begin

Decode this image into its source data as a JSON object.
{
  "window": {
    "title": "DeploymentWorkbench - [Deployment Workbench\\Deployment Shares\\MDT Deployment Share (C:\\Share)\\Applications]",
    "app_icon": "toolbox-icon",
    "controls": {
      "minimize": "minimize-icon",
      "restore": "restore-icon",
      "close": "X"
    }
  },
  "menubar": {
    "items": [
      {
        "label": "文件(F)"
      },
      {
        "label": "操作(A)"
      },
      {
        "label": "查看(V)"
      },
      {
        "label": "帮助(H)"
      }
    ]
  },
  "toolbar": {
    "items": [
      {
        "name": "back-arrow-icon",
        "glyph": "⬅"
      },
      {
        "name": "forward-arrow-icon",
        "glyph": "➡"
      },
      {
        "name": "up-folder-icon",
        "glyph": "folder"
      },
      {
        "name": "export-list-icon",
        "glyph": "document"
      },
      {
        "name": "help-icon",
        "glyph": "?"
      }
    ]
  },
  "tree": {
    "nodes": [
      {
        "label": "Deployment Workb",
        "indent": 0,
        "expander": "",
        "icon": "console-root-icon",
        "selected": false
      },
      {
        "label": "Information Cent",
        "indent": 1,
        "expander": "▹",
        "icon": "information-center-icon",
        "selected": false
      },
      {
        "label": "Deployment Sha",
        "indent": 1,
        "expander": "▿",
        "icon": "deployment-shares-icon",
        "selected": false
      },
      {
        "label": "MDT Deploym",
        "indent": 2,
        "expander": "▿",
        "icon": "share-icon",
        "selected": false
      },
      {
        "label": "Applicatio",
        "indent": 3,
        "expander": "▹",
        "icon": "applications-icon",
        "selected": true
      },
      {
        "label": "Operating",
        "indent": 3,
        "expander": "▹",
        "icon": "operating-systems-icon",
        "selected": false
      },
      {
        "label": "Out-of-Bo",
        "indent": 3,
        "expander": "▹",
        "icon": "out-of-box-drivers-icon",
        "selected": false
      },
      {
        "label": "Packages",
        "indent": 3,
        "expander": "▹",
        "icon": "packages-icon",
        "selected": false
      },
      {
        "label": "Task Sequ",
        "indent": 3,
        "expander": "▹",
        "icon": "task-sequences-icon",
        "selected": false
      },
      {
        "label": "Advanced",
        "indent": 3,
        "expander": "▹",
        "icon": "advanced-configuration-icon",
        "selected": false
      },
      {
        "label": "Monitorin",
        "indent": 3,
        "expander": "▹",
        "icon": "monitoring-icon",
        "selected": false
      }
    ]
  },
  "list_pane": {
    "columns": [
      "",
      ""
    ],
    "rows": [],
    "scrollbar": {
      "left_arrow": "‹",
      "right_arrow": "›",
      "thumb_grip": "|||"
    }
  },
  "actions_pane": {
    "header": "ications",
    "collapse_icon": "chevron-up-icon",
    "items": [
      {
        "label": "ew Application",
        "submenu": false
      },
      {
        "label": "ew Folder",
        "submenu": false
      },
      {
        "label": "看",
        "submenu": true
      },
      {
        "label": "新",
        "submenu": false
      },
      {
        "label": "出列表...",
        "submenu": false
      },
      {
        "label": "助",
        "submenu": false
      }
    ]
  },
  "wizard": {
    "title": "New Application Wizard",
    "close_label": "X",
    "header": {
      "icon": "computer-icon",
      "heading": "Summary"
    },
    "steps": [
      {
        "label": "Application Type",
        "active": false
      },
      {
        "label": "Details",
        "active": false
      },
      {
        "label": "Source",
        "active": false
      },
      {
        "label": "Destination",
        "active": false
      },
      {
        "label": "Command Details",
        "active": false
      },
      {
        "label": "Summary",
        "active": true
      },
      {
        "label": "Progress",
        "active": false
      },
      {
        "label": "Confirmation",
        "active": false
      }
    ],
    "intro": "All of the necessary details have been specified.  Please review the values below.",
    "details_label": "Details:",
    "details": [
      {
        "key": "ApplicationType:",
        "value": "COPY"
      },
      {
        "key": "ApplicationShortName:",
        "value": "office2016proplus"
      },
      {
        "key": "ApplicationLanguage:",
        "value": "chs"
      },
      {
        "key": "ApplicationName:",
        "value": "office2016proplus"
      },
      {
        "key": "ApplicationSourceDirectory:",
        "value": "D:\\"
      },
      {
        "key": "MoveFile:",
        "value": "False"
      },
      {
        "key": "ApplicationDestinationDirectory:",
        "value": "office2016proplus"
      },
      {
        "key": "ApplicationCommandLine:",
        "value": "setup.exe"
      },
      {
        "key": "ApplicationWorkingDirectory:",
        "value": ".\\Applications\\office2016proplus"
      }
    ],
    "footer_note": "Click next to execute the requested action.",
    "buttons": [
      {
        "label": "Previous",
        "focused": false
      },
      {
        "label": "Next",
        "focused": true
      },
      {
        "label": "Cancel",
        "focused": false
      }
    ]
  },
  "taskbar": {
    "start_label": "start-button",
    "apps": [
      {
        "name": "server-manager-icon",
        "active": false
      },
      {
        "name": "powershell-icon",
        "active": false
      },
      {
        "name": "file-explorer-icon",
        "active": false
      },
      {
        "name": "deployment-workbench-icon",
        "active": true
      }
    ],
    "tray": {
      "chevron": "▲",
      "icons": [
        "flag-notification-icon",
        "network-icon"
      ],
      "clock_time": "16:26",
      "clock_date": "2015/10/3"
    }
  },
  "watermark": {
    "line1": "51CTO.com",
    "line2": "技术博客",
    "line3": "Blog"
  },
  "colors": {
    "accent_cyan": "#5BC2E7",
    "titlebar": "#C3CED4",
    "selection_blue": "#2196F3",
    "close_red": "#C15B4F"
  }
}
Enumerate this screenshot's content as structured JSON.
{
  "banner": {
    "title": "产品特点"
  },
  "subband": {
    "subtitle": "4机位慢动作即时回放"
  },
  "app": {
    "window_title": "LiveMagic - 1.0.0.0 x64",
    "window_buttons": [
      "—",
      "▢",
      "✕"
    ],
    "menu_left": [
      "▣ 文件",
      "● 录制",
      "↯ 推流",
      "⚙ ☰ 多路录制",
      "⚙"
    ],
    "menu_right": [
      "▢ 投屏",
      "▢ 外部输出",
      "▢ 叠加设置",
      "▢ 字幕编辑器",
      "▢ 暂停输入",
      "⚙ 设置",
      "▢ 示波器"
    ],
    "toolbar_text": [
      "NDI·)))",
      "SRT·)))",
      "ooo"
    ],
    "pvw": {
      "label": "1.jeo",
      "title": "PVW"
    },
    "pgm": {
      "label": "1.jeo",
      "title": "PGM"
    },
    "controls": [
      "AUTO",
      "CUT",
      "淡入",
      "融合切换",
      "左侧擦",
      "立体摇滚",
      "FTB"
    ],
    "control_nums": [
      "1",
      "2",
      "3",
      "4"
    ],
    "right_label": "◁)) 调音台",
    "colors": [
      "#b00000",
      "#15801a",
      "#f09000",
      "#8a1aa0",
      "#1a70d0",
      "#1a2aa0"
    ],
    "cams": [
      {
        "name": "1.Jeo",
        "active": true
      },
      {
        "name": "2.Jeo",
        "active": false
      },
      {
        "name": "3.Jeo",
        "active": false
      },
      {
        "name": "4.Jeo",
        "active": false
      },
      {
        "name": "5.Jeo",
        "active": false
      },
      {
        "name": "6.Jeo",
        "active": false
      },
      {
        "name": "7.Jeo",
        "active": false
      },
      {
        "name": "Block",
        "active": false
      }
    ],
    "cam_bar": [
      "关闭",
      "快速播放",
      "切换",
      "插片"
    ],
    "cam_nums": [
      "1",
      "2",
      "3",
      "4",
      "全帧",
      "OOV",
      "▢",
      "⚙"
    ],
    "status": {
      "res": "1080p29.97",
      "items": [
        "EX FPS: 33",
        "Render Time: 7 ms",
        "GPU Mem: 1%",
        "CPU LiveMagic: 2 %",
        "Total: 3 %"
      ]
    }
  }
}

end

[EXERCISE AIM]:
Reproduce the full set of records precisely.

[COMPLETE OUTPUT]:
Decode this image into its source data as a JSON object.
{
  "window": {
    "title": "DeploymentWorkbench - [Deployment Workbench\\Deployment Shares\\MDT Deployment Share (C:\\Share)\\Applications]",
    "app_icon": "toolbox-icon",
    "controls": {
      "minimize": "minimize-icon",
      "restore": "restore-icon",
      "close": "X"
    }
  },
  "menubar": {
    "items": [
      {
        "label": "文件(F)"
      },
      {
        "label": "操作(A)"
      },
      {
        "label": "查看(V)"
      },
      {
        "label": "帮助(H)"
      }
    ]
  },
  "toolbar": {
    "items": [
      {
        "name": "back-arrow-icon",
        "glyph": "⬅"
      },
      {
        "name": "forward-arrow-icon",
        "glyph": "➡"
      },
      {
        "name": "up-folder-icon",
        "glyph": "folder"
      },
      {
        "name": "export-list-icon",
        "glyph": "document"
      },
      {
        "name": "help-icon",
        "glyph": "?"
      }
    ]
  },
  "tree": {
    "nodes": [
      {
        "label": "Deployment Workb",
        "indent": 0,
        "expander": "",
        "icon": "console-root-icon",
        "selected": false
      },
      {
        "label": "Information Cent",
        "indent": 1,
        "expander": "▹",
        "icon": "information-center-icon",
        "selected": false
      },
      {
        "label": "Deployment Sha",
        "indent": 1,
        "expander": "▿",
        "icon": "deployment-shares-icon",
        "selected": false
      },
      {
        "label": "MDT Deploym",
        "indent": 2,
        "expander": "▿",
        "icon": "share-icon",
        "selected": false
      },
      {
        "label": "Applicatio",
        "indent": 3,
        "expander": "▹",
        "icon": "applications-icon",
        "selected": true
      },
      {
        "label": "Operating",
        "indent": 3,
        "expander": "▹",
        "icon": "operating-systems-icon",
        "selected": false
      },
      {
        "label": "Out-of-Bo",
        "indent": 3,
        "expander": "▹",
        "icon": "out-of-box-drivers-icon",
        "selected": false
      },
      {
        "label": "Packages",
        "indent": 3,
        "expander": "▹",
        "icon": "packages-icon",
        "selected": false
      },
      {
        "label": "Task Sequ",
        "indent": 3,
        "expander": "▹",
        "icon": "task-sequences-icon",
        "selected": false
      },
      {
        "label": "Advanced",
        "indent": 3,
        "expander": "▹",
        "icon": "advanced-configuration-icon",
        "selected": false
      },
      {
        "label": "Monitorin",
        "indent": 3,
        "expander": "▹",
        "icon": "monitoring-icon",
        "selected": false
      }
    ]
  },
  "list_pane": {
    "columns": [
      "",
      ""
    ],
    "rows": [],
    "scrollbar": {
      "left_arrow": "‹",
      "right_arrow": "›",
      "thumb_grip": "|||"
    }
  },
  "actions_pane": {
    "header": "ications",
    "collapse_icon": "chevron-up-icon",
    "items": [
      {
        "label": "ew Application",
        "submenu": false
      },
      {
        "label": "ew Folder",
        "submenu": false
      },
      {
        "label": "看",
        "submenu": true
      },
      {
        "label": "新",
        "submenu": false
      },
      {
        "label": "出列表...",
        "submenu": false
      },
      {
        "label": "助",
        "submenu": false
      }
    ]
  },
  "wizard": {
    "title": "New Application Wizard",
    "close_label": "X",
    "header": {
      "icon": "computer-icon",
      "heading": "Summary"
    },
    "steps": [
      {
        "label": "Application Type",
        "active": false
      },
      {
        "label": "Details",
        "active": false
      },
      {
        "label": "Source",
        "active": false
      },
      {
        "label": "Destination",
        "active": false
      },
      {
        "label": "Command Details",
        "active": false
      },
      {
        "label": "Summary",
        "active": true
      },
      {
        "label": "Progress",
        "active": false
      },
      {
        "label": "Confirmation",
        "active": false
      }
    ],
    "intro": "All of the necessary details have been specified.  Please review the values below.",
    "details_label": "Details:",
    "details": [
      {
        "key": "ApplicationType:",
        "value": "COPY"
      },
      {
        "key": "ApplicationShortName:",
        "value": "office2016proplus"
      },
      {
        "key": "ApplicationLanguage:",
        "value": "chs"
      },
      {
        "key": "ApplicationName:",
        "value": "office2016proplus"
      },
      {
        "key": "ApplicationSourceDirectory:",
        "value": "D:\\"
      },
      {
        "key": "MoveFile:",
        "value": "False"
      },
      {
        "key": "ApplicationDestinationDirectory:",
        "value": "office2016proplus"
      },
      {
        "key": "ApplicationCommandLine:",
        "value": "setup.exe"
      },
      {
        "key": "ApplicationWorkingDirectory:",
        "value": ".\\Applications\\office2016proplus"
      }
    ],
    "footer_note": "Click next to execute the requested action.",
    "buttons": [
      {
        "label": "Previous",
        "focused": false
      },
      {
        "label": "Next",
        "focused": true
      },
      {
        "label": "Cancel",
        "focused": false
      }
    ]
  },
  "taskbar": {
    "start_label": "start-button",
    "apps": [
      {
        "name": "server-manager-icon",
        "active": false
      },
      {
        "name": "powershell-icon",
        "active": false
      },
      {
        "name": "file-explorer-icon",
        "active": false
      },
      {
        "name": "deployment-workbench-icon",
        "active": true
      }
    ],
    "tray": {
      "chevron": "▲",
      "icons": [
        "flag-notification-icon",
        "network-icon"
      ],
      "clock_time": "16:26",
      "clock_date": "2015/10/3"
    }
  },
  "watermark": {
    "line1": "51CTO.com",
    "line2": "技术博客",
    "line3": "Blog"
  },
  "colors": {
    "accent_cyan": "#5BC2E7",
    "titlebar": "#C3CED4",
    "selection_blue": "#2196F3",
    "close_red": "#C15B4F"
  }
}
Enumerate this screenshot's content as structured JSON.
{
  "banner": {
    "title": "产品特点"
  },
  "subband": {
    "subtitle": "4机位慢动作即时回放"
  },
  "app": {
    "window_title": "LiveMagic - 1.0.0.0 x64",
    "window_buttons": [
      "—",
      "▢",
      "✕"
    ],
    "menu_left": [
      "▣ 文件",
      "● 录制",
      "↯ 推流",
      "⚙ ☰ 多路录制",
      "⚙"
    ],
    "menu_right": [
      "▢ 投屏",
      "▢ 外部输出",
      "▢ 叠加设置",
      "▢ 字幕编辑器",
      "▢ 暂停输入",
      "⚙ 设置",
      "▢ 示波器"
    ],
    "toolbar_text": [
      "NDI·)))",
      "SRT·)))",
      "ooo"
    ],
    "pvw": {
      "label": "1.jeo",
      "title": "PVW"
    },
    "pgm": {
      "label": "1.jeo",
      "title": "PGM"
    },
    "controls": [
      "AUTO",
      "CUT",
      "淡入",
      "融合切换",
      "左侧擦",
      "立体摇滚",
      "FTB"
    ],
    "control_nums": [
      "1",
      "2",
      "3",
      "4"
    ],
    "right_label": "◁)) 调音台",
    "colors": [
      "#b00000",
      "#15801a",
      "#f09000",
      "#8a1aa0",
      "#1a70d0",
      "#1a2aa0"
    ],
    "cams": [
      {
        "name": "1.Jeo",
        "active": true
      },
      {
        "name": "2.Jeo",
        "active": false
      },
      {
        "name": "3.Jeo",
        "active": false
      },
      {
        "name": "4.Jeo",
        "active": false
      },
      {
        "name": "5.Jeo",
        "active": false
      },
      {
        "name": "6.Jeo",
        "active": false
      },
      {
        "name": "7.Jeo",
        "active": false
      },
      {
        "name": "Block",
        "active": false
      }
    ],
    "cam_bar": [
      "关闭",
      "快速播放",
      "切换",
      "插片"
    ],
    "cam_nums": [
      "1",
      "2",
      "3",
      "4",
      "全帧",
      "OOV",
      "▢",
      "⚙"
    ],
    "status": {
      "res": "1080p29.97",
      "items": [
        "EX FPS: 33",
        "Render Time: 7 ms",
        "GPU Mem: 1%",
        "CPU LiveMagic: 2 %",
        "Total: 3 %"
      ]
    }
  }
}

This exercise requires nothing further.